Request: Type out every line below exactly as it reads.

>> start Dataset excerpts

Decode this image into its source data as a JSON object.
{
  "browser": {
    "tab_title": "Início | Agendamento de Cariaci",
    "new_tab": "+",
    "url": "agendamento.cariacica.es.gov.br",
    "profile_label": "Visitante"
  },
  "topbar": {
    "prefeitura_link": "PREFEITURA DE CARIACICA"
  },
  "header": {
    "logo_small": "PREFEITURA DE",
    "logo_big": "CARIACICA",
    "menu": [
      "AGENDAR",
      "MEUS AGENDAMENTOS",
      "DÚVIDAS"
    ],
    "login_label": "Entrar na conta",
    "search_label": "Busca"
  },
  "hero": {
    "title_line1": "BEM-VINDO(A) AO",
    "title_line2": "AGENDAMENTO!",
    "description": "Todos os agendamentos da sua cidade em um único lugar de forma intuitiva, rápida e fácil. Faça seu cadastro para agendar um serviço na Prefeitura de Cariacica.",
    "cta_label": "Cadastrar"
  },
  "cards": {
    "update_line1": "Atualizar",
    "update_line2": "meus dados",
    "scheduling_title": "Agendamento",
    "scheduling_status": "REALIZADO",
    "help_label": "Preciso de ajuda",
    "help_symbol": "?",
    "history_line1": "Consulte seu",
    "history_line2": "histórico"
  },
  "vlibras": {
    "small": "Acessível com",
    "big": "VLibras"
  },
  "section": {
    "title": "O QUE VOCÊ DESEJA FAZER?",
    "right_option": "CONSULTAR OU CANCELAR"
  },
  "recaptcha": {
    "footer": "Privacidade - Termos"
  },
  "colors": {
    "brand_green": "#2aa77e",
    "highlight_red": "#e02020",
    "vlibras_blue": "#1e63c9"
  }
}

>> end Dataset excerpts

Final answer:
Decode this image into its source data as a JSON object.
{
  "browser": {
    "tab_title": "Início | Agendamento de Cariaci",
    "new_tab": "+",
    "url": "agendamento.cariacica.es.gov.br",
    "profile_label": "Visitante"
  },
  "topbar": {
    "prefeitura_link": "PREFEITURA DE CARIACICA"
  },
  "header": {
    "logo_small": "PREFEITURA DE",
    "logo_big": "CARIACICA",
    "menu": [
      "AGENDAR",
      "MEUS AGENDAMENTOS",
      "DÚVIDAS"
    ],
    "login_label": "Entrar na conta",
    "search_label": "Busca"
  },
  "hero": {
    "title_line1": "BEM-VINDO(A) AO",
    "title_line2": "AGENDAMENTO!",
    "description": "Todos os agendamentos da sua cidade em um único lugar de forma intuitiva, rápida e fácil. Faça seu cadastro para agendar um serviço na Prefeitura de Cariacica.",
    "cta_label": "Cadastrar"
  },
  "cards": {
    "update_line1": "Atualizar",
    "update_line2": "meus dados",
    "scheduling_title": "Agendamento",
    "scheduling_status": "REALIZADO",
    "help_label": "Preciso de ajuda",
    "help_symbol": "?",
    "history_line1": "Consulte seu",
    "history_line2": "histórico"
  },
  "vlibras": {
    "small": "Acessível com",
    "big": "VLibras"
  },
  "section": {
    "title": "O QUE VOCÊ DESEJA FAZER?",
    "right_option": "CONSULTAR OU CANCELAR"
  },
  "recaptcha": {
    "footer": "Privacidade - Termos"
  },
  "colors": {
    "brand_green": "#2aa77e",
    "highlight_red": "#e02020",
    "vlibras_blue": "#1e63c9"
  }
}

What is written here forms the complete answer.